Task details — Gather up every line from the entries below that uses the word "importante".

Data excerpts —
____________________
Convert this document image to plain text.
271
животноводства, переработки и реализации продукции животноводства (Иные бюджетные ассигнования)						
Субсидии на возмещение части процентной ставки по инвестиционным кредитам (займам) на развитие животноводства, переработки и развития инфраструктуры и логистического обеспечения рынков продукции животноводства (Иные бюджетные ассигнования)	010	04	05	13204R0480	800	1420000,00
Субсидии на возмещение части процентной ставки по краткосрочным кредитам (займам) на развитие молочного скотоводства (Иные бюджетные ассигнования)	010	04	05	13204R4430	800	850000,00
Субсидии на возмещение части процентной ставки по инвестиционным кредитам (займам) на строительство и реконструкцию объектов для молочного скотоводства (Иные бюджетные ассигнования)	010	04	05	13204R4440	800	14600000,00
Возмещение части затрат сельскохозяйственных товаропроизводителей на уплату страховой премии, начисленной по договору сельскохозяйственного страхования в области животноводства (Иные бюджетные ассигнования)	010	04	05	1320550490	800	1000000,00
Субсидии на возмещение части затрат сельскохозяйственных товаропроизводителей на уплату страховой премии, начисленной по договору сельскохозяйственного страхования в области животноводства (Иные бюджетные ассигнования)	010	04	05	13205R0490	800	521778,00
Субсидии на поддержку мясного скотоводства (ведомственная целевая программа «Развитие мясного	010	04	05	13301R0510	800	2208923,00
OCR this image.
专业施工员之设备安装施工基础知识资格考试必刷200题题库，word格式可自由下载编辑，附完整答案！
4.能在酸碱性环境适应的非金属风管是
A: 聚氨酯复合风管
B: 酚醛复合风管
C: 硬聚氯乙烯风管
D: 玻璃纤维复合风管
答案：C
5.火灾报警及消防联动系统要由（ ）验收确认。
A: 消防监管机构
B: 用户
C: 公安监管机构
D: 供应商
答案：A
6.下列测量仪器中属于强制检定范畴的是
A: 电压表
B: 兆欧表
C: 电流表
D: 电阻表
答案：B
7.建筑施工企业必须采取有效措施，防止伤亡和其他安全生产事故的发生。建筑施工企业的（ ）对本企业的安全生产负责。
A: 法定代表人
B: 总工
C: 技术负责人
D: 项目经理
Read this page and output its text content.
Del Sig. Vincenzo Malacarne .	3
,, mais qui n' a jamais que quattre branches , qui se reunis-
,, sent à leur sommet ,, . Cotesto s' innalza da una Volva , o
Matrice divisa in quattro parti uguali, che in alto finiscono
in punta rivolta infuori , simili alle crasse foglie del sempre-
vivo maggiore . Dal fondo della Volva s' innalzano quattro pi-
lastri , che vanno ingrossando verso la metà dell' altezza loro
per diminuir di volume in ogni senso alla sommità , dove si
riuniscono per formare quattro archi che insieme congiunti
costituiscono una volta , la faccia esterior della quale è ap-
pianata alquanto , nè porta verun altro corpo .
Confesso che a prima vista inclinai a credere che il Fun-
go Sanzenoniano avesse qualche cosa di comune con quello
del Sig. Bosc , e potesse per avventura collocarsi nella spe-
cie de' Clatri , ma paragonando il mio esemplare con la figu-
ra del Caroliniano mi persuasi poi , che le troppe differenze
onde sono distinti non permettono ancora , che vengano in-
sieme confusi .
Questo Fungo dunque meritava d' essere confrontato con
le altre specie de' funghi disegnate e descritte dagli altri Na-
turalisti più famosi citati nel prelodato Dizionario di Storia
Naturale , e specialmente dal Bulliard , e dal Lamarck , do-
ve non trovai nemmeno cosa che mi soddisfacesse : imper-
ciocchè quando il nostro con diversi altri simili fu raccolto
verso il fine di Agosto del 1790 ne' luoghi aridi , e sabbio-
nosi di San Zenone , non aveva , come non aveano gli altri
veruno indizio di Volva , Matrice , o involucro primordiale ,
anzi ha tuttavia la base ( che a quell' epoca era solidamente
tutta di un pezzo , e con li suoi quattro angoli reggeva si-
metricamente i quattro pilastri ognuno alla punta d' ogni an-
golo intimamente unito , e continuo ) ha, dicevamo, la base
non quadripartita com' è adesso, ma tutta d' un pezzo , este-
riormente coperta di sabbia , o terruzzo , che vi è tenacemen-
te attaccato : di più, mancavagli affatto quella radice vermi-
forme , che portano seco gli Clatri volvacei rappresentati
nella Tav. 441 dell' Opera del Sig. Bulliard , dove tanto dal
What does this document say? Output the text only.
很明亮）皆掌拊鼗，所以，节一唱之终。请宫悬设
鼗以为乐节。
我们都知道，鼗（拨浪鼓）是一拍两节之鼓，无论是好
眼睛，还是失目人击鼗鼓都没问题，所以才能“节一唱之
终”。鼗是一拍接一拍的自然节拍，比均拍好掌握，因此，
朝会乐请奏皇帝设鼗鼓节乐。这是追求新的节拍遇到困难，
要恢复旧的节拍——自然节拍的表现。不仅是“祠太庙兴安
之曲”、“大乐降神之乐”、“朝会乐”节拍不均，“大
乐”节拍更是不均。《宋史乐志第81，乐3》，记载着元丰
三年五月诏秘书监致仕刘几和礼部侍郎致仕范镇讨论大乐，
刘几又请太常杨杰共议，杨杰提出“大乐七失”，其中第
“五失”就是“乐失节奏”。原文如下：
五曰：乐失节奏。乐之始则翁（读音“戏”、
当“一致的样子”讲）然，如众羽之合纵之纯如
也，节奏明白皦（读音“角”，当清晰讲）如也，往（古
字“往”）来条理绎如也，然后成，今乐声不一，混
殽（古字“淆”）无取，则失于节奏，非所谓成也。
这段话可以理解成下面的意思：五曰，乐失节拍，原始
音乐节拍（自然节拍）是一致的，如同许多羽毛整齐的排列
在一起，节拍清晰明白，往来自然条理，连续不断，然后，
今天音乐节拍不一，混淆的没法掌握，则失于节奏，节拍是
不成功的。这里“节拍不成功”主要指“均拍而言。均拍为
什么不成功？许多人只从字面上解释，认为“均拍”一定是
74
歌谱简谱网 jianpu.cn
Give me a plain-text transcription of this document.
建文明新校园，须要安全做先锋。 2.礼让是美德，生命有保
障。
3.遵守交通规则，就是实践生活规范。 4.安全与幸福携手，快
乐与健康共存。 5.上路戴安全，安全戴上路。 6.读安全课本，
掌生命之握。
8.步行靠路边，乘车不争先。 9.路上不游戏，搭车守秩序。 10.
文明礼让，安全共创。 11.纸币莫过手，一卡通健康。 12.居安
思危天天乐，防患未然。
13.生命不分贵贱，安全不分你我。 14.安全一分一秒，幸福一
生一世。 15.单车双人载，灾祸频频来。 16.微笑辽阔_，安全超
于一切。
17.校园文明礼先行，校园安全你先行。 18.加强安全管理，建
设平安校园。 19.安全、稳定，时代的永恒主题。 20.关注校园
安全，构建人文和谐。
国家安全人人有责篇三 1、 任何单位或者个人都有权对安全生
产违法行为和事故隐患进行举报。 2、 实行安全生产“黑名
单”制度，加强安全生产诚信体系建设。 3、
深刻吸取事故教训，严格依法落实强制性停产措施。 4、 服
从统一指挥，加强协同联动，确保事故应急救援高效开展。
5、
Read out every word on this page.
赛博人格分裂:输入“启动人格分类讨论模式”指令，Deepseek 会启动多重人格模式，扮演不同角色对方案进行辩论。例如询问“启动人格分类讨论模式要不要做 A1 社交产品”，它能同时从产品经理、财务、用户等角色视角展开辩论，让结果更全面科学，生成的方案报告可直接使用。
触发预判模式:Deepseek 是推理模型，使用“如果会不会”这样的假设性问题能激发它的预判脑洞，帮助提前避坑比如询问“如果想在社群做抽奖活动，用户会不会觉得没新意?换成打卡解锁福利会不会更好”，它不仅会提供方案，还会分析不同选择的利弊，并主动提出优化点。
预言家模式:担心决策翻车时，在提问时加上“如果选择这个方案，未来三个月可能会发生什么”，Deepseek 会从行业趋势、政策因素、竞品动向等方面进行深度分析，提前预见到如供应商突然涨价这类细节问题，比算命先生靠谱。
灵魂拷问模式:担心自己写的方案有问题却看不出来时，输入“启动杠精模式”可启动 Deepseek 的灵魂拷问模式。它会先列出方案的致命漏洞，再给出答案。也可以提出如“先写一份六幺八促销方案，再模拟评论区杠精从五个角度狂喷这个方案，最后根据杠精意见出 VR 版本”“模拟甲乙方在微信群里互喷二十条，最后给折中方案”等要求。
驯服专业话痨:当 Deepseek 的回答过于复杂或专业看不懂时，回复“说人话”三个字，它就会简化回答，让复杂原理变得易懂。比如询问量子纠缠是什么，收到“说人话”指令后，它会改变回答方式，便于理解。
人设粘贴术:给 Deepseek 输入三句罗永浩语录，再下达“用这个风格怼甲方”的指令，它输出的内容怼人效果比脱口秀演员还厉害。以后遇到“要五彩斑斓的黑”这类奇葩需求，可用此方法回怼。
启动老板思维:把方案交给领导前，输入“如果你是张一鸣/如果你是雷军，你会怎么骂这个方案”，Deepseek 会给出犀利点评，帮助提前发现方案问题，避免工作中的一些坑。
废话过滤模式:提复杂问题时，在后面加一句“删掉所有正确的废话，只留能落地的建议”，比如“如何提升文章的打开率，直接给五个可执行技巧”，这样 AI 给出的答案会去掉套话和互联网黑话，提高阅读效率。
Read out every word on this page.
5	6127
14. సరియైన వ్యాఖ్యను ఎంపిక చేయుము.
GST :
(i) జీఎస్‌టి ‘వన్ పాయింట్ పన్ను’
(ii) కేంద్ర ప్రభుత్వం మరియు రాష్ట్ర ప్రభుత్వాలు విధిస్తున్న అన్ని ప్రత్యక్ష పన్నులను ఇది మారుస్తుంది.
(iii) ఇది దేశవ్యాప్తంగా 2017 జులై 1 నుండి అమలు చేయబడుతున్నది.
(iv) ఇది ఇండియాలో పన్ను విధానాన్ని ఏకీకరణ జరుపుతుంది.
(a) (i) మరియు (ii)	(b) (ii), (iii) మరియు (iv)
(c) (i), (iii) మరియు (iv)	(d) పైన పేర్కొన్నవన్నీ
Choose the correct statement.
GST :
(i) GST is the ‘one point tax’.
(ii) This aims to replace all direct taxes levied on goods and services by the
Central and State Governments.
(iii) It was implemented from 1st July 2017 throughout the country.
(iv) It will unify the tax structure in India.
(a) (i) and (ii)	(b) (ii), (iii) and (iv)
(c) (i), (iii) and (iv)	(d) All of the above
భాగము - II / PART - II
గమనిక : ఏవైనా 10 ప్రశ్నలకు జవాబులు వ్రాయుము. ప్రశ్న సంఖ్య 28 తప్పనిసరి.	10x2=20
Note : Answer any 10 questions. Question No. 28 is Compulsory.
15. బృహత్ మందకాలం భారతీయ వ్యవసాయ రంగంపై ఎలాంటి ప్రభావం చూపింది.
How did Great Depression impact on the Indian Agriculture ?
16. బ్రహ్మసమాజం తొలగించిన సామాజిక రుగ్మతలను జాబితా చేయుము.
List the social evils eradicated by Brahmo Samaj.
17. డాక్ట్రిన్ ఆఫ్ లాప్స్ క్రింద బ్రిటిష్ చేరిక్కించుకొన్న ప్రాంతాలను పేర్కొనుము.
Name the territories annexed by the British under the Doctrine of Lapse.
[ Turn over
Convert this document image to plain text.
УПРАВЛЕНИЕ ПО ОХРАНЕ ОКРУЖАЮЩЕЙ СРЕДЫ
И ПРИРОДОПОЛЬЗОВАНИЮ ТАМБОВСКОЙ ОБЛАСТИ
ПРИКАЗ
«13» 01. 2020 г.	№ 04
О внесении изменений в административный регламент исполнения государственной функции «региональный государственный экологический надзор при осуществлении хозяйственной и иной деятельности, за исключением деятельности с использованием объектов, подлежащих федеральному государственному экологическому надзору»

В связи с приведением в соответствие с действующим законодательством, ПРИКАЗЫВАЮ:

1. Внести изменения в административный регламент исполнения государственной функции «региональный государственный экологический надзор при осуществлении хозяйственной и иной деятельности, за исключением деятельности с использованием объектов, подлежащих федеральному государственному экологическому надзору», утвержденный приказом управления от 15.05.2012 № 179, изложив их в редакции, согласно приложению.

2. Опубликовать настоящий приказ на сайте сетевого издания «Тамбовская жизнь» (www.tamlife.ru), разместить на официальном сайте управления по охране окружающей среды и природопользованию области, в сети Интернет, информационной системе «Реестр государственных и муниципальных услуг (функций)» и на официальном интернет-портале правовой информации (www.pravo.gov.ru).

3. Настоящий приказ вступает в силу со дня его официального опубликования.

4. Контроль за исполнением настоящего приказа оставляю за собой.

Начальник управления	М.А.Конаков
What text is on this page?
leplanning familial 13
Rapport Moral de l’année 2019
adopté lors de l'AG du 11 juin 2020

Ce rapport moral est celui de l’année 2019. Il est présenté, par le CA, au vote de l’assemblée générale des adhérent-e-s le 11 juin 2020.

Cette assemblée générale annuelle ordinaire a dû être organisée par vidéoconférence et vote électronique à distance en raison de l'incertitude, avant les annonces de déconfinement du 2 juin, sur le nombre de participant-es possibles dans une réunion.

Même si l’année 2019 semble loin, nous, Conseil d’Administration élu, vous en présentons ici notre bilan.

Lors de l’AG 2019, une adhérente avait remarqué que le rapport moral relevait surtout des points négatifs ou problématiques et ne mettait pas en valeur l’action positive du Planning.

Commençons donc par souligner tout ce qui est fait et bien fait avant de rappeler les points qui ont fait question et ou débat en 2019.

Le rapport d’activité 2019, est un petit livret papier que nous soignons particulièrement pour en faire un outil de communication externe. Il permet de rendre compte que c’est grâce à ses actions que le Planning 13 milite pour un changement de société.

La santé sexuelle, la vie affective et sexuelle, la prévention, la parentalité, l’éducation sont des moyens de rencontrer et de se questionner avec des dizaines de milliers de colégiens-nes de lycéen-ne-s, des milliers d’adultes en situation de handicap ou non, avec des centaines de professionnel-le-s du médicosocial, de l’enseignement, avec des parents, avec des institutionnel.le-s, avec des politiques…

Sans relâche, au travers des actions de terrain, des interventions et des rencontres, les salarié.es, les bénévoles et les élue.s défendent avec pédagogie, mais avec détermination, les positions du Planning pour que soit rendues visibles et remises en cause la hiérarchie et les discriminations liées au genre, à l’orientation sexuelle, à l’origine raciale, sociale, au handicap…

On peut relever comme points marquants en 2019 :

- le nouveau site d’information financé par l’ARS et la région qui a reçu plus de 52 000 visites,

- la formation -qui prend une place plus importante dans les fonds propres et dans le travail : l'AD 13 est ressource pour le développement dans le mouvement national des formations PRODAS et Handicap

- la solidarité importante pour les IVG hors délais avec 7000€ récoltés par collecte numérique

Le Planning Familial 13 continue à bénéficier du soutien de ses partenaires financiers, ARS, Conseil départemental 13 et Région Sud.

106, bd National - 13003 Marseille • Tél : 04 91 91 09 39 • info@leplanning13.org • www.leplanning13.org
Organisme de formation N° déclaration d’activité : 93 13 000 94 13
____________________
Task answer —
- la formation -qui prend une place plus importante dans les fonds propres et dans le travail : l'AD 13 est ressource pour le développement dans le mouvement national des formations PRODAS et Handicap
- la solidarité importante pour les IVG hors délais avec 7000€ récoltés par collecte numérique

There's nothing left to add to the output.